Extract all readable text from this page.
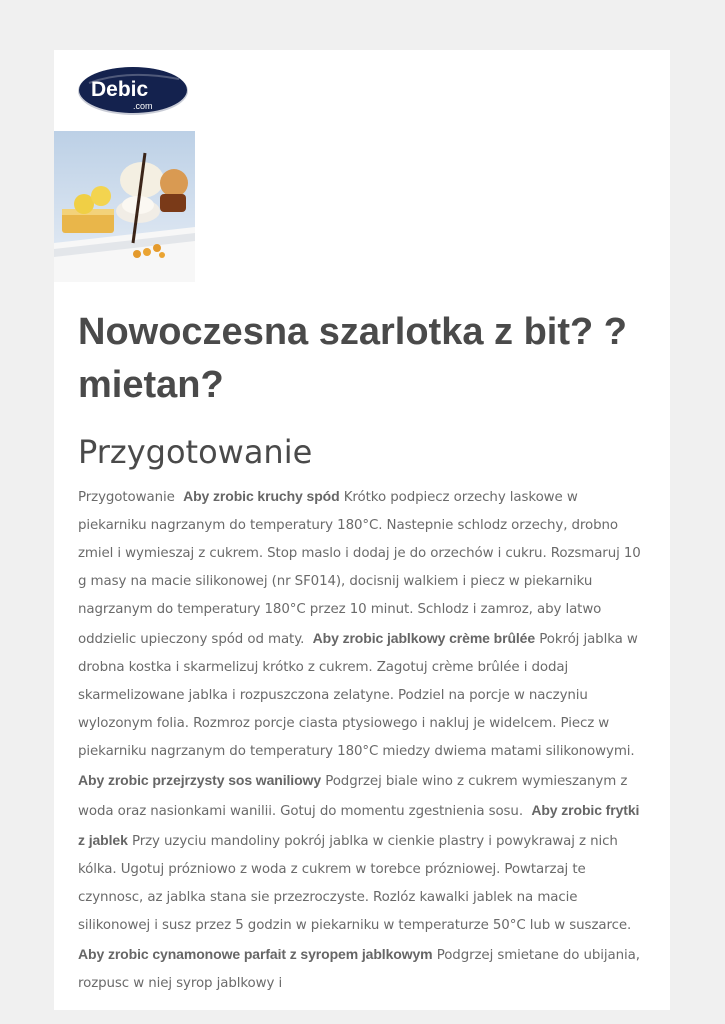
Debic
.com
Nowoczesna szarlotka z bit? ?mietan?
Przygotowanie

Przygotowanie Aby zrobic kruchy spód Krótko podpiecz orzechy laskowe w piekarniku nagrzanym do temperatury 180°C. Nastepnie schlodz orzechy, drobno zmiel i wymieszaj z cukrem. Stop maslo i dodaj je do orzechów i cukru. Rozsmaruj 10 g masy na macie silikonowej (nr SF014), docisnij walkiem i piecz w piekarniku nagrzanym do temperatury 180°C przez 10 minut. Schlodz i zamroz, aby latwo oddzielic upieczony spód od maty. Aby zrobic jablkowy crème brûlée Pokrój jablka w drobna kostka i skarmelizuj krótko z cukrem. Zagotuj crème brûlée i dodaj skarmelizowane jablka i rozpuszczona zelatyne. Podziel na porcje w naczyniu wylozonym folia. Rozmroz porcje ciasta ptysiowego i nakluj je widelcem. Piecz w piekarniku nagrzanym do temperatury 180°C miedzy dwiema matami silikonowymi.  Aby zrobic przejrzysty sos waniliowy Podgrzej biale wino z cukrem wymieszanym z woda oraz nasionkami wanilii. Gotuj do momentu zgestnienia sosu. Aby zrobic frytki z jablek Przy uzyciu mandoliny pokrój jablka w cienkie plastry i powykrawaj z nich kólka. Ugotuj prózniowo z woda z cukrem w torebce prózniowej. Powtarzaj te czynnosc, az jablka stana sie przezroczyste. Rozlóz kawalki jablek na macie silikonowej i susz przez 5 godzin w piekarniku w temperaturze 50°C lub w suszarce.  Aby zrobic cynamonowe parfait z syropem jablkowym Podgrzej smietane do ubijania, rozpusc w niej syrop jablkowy i
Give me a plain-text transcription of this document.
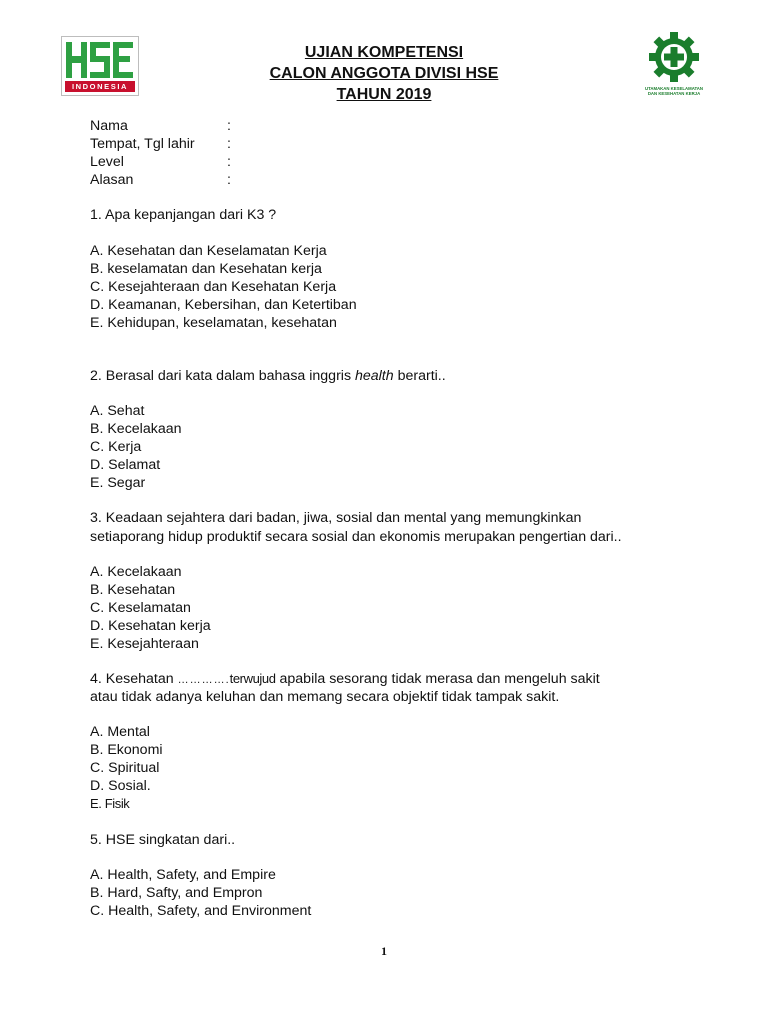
INDONESIA
UJIAN KOMPETENSI
CALON ANGGOTA DIVISI HSE
TAHUN 2019	UTAMAKAN KESELAMATAN
DAN KESEHATAN KERJA
Nama	:
Tempat, Tgl lahir :
Level	:
Alasan	:
1. Apa kepanjangan dari K3 ?
A. Kesehatan dan Keselamatan Kerja
B. keselamatan dan Kesehatan kerja
C. Kesejahteraan dan Kesehatan Kerja
D. Keamanan, Kebersihan, dan Ketertiban
E. Kehidupan, keselamatan, kesehatan
2. Berasal dari kata dalam bahasa inggris health berarti..
A. Sehat
B. Kecelakaan
C. Kerja
D. Selamat
E. Segar
3. Keadaan sejahtera dari badan, jiwa, sosial dan mental yang memungkinkan
setiaporang hidup produktif secara sosial dan ekonomis merupakan pengertian dari..
A. Kecelakaan
B. Kesehatan
C. Keselamatan
D. Kesehatan kerja
E. Kesejahteraan
4. Kesehatan ………….terwujud apabila sesorang tidak merasa dan mengeluh sakit
atau tidak adanya keluhan dan memang secara objektif tidak tampak sakit.
A. Mental
B. Ekonomi
C. Spiritual
D. Sosial.
E. Fisik
5. HSE singkatan dari..
A. Health, Safety, and Empire
B. Hard, Safty, and Empron
C. Health, Safety, and Environment
1
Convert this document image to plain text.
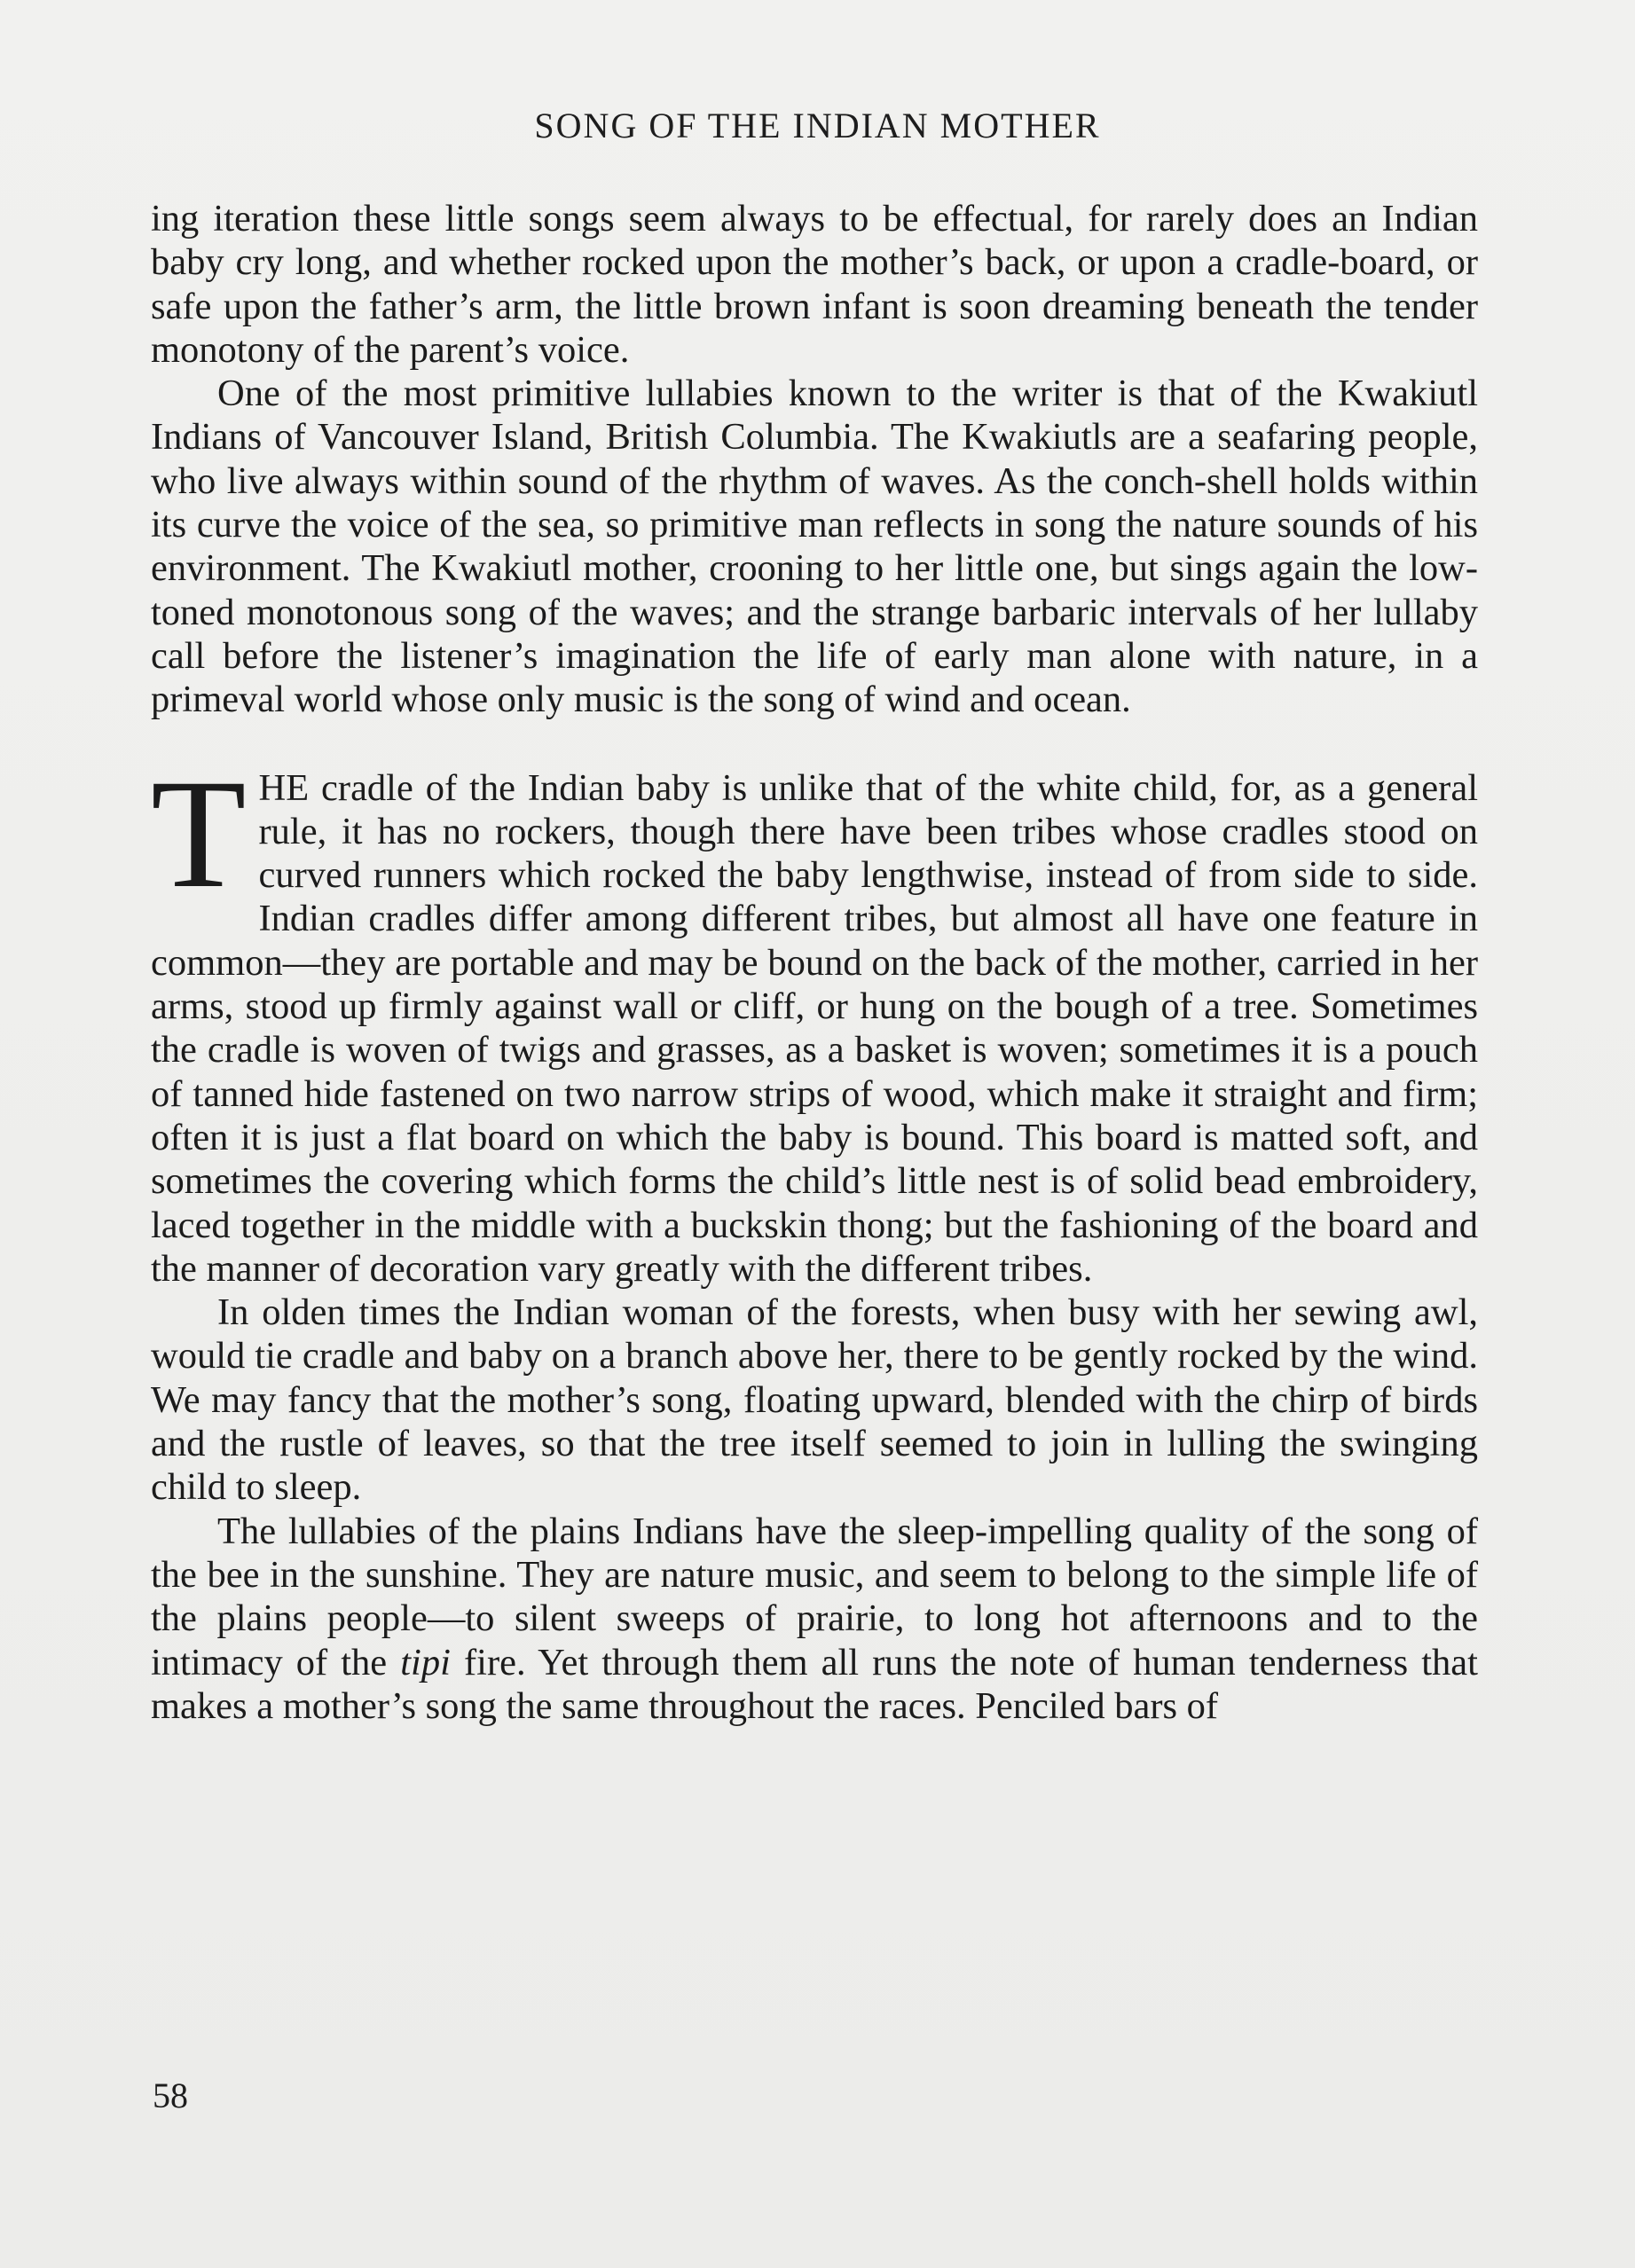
SONG OF THE INDIAN MOTHER

ing iteration these little songs seem always to be effectual, for rarely does an Indian baby cry long, and whether rocked upon the mother’s back, or upon a cradle-board, or safe upon the father’s arm, the little brown infant is soon dreaming beneath the tender monotony of the parent’s voice.

One of the most primitive lullabies known to the writer is that of the Kwakiutl Indians of Vancouver Island, British Columbia. The Kwakiutls are a seafaring people, who live always within sound of the rhythm of waves. As the conch-shell holds within its curve the voice of the sea, so primitive man reflects in song the nature sounds of his environment. The Kwakiutl mother, crooning to her little one, but sings again the low-toned monotonous song of the waves; and the strange barbaric intervals of her lullaby call before the listener’s imagination the life of early man alone with nature, in a primeval world whose only music is the song of wind and ocean.

THE cradle of the Indian baby is unlike that of the white child, for, as a general rule, it has no rockers, though there have been tribes whose cradles stood on curved runners which rocked the baby lengthwise, instead of from side to side. Indian cradles differ among different tribes, but almost all have one feature in common—they are portable and may be bound on the back of the mother, carried in her arms, stood up firmly against wall or cliff, or hung on the bough of a tree. Sometimes the cradle is woven of twigs and grasses, as a basket is woven; sometimes it is a pouch of tanned hide fastened on two narrow strips of wood, which make it straight and firm; often it is just a flat board on which the baby is bound. This board is matted soft, and sometimes the covering which forms the child’s little nest is of solid bead embroidery, laced together in the middle with a buckskin thong; but the fashioning of the board and the manner of decoration vary greatly with the different tribes.

In olden times the Indian woman of the forests, when busy with her sewing awl, would tie cradle and baby on a branch above her, there to be gently rocked by the wind. We may fancy that the mother’s song, floating upward, blended with the chirp of birds and the rustle of leaves, so that the tree itself seemed to join in lulling the swinging child to sleep.

The lullabies of the plains Indians have the sleep-impelling quality of the song of the bee in the sunshine. They are nature music, and seem to belong to the simple life of the plains people—to silent sweeps of prairie, to long hot afternoons and to the intimacy of the tipi fire. Yet through them all runs the note of human tenderness that makes a mother’s song the same throughout the races. Penciled bars of

58
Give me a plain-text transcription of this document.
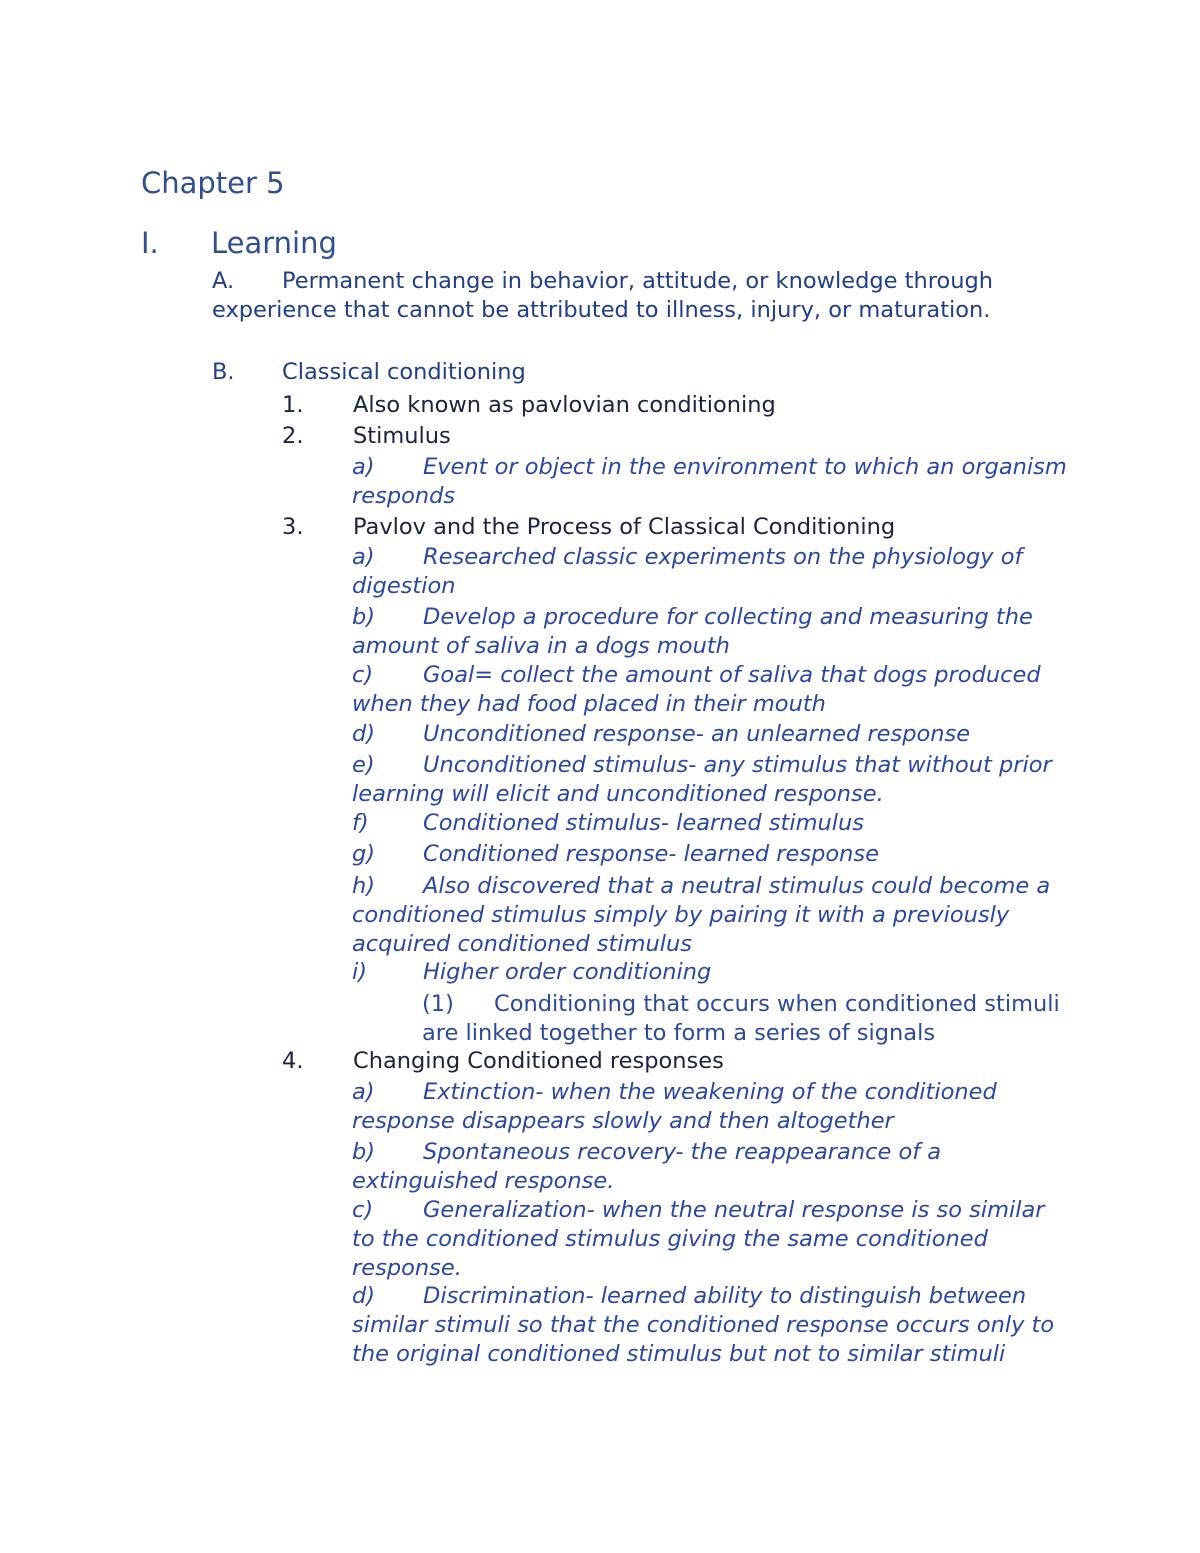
Chapter 5
I. Learning
A.	Permanent change in behavior, attitude, or knowledge through experience that cannot be attributed to illness, injury, or maturation.
B.	Classical conditioning
1.	Also known as pavlovian conditioning
2.	Stimulus
a)	Event or object in the environment to which an organism responds
3.	Pavlov and the Process of Classical Conditioning
a)	Researched classic experiments on the physiology of digestion
b)	Develop a procedure for collecting and measuring the amount of saliva in a dogs mouth
c)	Goal= collect the amount of saliva that dogs produced when they had food placed in their mouth
d)	Unconditioned response- an unlearned response
e)	Unconditioned stimulus- any stimulus that without prior learning will elicit and unconditioned response.
f)	Conditioned stimulus- learned stimulus
g)	Conditioned response- learned response
h)	Also discovered that a neutral stimulus could become a conditioned stimulus simply by pairing it with a previously acquired conditioned stimulus
i)	Higher order conditioning
(1)	Conditioning that occurs when conditioned stimuli are linked together to form a series of signals
4.	Changing Conditioned responses
a)	Extinction- when the weakening of the conditioned response disappears slowly and then altogether
b)	Spontaneous recovery- the reappearance of a extinguished response.
c)	Generalization- when the neutral response is so similar to the conditioned stimulus giving the same conditioned response.
d)	Discrimination- learned ability to distinguish between similar stimuli so that the conditioned response occurs only to the original conditioned stimulus but not to similar stimuli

WRITTEN EXERCISE |
Copy every single line of the material above that holds "text".

SOLUTION |
Extract all readable text from this page.
Give me a plain-text transcription of this document.
Convert this document image to plain text.
Give me a plain-text transcription of this document.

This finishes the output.